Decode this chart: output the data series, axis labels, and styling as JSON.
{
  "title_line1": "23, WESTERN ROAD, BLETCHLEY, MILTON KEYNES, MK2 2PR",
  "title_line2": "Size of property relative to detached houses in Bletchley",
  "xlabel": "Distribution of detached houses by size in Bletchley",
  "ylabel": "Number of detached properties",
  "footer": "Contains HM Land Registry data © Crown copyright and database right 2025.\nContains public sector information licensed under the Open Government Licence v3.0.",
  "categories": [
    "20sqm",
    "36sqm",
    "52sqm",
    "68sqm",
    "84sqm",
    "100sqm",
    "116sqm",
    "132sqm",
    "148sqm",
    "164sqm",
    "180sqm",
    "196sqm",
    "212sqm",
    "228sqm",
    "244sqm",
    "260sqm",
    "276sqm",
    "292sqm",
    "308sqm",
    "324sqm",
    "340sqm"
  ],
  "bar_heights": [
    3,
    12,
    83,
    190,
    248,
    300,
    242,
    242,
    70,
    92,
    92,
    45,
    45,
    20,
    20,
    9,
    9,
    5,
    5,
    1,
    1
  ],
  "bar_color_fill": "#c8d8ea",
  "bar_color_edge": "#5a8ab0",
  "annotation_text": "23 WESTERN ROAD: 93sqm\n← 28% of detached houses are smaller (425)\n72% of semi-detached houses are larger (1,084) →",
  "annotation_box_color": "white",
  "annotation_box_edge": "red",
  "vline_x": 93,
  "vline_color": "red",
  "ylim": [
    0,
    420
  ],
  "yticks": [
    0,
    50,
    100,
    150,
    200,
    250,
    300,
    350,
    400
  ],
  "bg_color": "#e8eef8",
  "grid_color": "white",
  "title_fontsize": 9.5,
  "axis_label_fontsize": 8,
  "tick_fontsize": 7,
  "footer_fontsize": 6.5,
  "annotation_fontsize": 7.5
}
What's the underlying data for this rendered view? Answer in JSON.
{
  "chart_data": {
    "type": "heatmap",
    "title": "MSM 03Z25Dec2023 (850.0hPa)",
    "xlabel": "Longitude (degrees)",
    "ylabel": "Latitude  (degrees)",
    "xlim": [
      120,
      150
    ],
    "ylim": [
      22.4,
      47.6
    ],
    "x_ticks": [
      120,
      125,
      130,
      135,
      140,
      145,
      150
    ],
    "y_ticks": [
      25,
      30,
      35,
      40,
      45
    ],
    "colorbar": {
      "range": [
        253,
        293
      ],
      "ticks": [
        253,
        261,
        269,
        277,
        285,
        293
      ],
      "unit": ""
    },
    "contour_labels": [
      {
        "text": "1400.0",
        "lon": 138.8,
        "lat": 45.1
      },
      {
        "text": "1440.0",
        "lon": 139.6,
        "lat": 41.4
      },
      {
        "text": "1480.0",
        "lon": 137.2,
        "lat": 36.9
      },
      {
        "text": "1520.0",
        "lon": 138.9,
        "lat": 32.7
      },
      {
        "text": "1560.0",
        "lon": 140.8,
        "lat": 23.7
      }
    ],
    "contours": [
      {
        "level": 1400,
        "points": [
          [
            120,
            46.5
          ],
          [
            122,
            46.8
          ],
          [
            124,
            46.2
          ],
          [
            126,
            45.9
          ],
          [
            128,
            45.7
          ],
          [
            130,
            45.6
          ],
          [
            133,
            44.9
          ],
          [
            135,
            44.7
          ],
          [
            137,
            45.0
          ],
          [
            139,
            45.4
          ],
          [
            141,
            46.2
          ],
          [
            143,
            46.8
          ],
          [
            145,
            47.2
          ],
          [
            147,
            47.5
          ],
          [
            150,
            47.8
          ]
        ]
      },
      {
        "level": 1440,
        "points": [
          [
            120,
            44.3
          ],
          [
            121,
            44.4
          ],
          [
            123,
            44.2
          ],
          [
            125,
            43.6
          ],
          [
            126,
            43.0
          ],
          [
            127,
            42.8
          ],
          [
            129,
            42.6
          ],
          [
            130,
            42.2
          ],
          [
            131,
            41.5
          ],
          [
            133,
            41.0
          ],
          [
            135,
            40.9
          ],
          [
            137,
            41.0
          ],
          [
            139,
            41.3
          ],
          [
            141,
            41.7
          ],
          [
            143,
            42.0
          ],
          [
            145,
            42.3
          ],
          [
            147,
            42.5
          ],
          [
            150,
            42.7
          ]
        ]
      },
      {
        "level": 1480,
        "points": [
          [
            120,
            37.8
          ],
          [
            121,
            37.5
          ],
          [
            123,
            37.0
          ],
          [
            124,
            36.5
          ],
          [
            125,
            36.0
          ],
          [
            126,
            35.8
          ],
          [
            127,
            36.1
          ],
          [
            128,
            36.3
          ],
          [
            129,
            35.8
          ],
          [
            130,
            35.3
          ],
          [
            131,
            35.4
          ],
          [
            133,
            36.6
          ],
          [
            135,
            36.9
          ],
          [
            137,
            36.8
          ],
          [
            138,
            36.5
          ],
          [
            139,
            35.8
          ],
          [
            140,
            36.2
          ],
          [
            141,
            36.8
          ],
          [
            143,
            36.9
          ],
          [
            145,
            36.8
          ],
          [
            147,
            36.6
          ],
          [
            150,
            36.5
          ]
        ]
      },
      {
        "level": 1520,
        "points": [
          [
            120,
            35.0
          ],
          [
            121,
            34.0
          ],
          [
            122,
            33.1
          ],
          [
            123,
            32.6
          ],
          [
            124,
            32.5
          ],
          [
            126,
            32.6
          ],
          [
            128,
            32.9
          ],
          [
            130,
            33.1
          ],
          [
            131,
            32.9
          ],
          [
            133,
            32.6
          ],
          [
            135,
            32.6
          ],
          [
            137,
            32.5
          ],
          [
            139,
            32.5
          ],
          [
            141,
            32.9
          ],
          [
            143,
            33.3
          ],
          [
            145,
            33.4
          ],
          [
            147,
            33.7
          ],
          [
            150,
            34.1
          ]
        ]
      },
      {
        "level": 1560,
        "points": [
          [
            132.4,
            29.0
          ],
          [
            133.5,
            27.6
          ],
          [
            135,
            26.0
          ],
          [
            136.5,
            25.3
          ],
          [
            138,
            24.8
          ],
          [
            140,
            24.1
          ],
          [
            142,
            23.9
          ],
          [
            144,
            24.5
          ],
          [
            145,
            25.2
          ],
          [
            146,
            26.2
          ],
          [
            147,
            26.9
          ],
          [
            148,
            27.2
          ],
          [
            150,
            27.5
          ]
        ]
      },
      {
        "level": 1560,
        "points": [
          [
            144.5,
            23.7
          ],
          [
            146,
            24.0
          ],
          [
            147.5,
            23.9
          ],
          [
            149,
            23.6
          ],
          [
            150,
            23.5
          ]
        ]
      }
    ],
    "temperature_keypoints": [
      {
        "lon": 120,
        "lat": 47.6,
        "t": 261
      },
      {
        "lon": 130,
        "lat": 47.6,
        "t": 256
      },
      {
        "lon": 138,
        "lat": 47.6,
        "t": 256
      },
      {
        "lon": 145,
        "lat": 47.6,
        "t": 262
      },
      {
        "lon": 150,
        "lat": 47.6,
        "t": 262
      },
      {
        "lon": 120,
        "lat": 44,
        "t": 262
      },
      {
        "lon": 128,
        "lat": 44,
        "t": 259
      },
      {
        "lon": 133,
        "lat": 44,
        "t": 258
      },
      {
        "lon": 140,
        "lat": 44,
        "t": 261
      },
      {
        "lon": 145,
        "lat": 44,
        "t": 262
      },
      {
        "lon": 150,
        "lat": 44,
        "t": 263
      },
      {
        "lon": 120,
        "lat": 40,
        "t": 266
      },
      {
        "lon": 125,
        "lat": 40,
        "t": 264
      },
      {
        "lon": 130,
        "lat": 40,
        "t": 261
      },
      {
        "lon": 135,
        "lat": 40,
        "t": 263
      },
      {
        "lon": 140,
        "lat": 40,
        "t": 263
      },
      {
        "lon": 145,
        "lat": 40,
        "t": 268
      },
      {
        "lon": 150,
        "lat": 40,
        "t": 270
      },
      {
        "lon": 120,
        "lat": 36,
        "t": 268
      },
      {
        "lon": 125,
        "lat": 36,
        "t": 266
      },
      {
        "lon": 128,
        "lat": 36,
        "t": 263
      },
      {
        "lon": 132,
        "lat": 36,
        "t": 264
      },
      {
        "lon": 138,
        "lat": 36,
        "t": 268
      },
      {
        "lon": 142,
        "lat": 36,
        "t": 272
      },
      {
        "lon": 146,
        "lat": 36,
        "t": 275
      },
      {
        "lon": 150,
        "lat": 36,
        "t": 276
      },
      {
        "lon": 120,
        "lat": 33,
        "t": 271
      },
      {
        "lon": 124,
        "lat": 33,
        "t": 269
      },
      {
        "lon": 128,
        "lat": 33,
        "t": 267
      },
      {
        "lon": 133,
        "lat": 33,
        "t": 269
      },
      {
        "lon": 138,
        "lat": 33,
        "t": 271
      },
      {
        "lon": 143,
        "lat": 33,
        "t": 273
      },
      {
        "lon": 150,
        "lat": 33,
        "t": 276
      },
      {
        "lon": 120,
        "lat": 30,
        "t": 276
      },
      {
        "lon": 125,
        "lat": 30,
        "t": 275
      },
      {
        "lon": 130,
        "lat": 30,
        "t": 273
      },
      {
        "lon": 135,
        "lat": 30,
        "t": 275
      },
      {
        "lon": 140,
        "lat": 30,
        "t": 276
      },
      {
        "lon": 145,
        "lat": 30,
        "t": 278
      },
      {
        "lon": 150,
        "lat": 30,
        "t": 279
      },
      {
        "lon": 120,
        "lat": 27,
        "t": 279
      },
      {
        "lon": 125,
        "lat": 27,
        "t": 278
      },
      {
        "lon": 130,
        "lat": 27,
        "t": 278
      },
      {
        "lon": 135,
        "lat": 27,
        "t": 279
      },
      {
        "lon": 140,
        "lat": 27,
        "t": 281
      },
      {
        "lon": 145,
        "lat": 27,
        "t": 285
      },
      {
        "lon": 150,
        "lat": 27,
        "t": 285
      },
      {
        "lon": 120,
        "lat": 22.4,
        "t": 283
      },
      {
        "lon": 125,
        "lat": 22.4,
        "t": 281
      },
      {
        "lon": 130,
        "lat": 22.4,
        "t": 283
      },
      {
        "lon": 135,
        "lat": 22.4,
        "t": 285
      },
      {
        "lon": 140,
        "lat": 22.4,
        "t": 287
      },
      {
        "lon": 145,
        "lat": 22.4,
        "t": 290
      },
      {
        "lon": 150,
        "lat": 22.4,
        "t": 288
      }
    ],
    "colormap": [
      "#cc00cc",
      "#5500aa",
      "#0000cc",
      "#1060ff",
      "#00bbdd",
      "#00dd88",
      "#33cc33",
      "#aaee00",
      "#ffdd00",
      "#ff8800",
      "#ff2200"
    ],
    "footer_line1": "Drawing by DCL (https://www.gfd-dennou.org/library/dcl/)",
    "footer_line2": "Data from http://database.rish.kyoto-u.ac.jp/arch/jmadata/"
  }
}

> [Goal]:
Look through the entries above; copy every line holding the string "white".

> [Full solution]:
  "annotation_box_color": "white",
  "grid_color": "white",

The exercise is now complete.